Check each line of the listing for the word "транспорта" and give only the number of lines that have it.

○ ○ ○ ○

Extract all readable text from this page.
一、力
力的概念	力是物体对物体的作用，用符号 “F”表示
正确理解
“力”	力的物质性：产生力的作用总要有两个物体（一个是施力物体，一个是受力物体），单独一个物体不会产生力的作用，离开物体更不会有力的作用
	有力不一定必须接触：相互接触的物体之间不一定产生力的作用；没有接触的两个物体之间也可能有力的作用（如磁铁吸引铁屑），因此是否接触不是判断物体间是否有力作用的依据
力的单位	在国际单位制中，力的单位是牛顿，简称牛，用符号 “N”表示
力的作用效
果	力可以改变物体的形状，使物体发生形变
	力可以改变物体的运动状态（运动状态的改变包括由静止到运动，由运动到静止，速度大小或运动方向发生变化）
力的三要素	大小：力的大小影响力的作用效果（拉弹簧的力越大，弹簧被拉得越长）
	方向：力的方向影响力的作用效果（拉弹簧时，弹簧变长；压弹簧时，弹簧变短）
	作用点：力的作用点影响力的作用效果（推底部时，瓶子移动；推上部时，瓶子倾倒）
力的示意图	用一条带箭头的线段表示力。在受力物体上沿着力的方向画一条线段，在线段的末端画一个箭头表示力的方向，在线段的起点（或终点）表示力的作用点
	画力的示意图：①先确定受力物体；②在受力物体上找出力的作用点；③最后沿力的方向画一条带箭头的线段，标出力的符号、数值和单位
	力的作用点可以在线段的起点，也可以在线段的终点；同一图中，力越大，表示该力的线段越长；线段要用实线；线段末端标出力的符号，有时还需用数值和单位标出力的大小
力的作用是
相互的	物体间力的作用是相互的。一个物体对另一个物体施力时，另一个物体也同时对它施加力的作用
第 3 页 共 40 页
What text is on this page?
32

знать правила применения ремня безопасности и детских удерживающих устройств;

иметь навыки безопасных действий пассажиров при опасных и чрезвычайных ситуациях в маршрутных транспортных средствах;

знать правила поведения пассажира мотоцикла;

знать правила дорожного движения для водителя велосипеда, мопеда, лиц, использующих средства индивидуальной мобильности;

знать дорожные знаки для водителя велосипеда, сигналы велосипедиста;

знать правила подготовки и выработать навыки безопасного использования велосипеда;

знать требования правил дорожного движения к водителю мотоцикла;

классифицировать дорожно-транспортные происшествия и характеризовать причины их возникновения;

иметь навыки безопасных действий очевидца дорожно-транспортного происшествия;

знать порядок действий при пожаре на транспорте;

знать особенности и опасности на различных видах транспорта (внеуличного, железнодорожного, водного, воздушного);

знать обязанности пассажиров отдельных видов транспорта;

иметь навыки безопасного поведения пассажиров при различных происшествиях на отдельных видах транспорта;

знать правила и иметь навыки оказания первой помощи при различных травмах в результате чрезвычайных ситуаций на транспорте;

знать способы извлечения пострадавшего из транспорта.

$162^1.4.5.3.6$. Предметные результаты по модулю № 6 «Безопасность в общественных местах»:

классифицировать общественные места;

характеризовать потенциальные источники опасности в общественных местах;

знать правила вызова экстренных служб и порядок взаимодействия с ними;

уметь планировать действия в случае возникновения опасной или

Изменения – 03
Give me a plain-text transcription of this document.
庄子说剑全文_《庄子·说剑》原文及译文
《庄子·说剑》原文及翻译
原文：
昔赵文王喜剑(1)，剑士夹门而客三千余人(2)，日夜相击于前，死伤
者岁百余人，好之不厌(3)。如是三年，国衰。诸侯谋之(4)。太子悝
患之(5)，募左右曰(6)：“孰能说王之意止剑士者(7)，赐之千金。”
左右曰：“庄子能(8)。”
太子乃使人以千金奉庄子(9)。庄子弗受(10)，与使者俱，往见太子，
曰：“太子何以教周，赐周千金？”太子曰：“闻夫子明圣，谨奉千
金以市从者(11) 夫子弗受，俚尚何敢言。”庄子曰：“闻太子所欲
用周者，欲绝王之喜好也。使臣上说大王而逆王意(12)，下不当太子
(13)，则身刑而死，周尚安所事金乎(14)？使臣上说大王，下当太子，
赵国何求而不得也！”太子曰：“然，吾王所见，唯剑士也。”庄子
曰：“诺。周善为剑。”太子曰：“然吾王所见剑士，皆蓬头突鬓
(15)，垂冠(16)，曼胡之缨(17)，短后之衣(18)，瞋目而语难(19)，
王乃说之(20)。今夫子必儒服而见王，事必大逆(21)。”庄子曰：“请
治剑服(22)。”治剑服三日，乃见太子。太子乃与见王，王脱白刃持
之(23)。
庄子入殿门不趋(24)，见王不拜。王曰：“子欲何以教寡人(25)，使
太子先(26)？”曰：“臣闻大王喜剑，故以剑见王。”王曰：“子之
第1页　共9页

○ ○ ○ ○

Solved problem:
4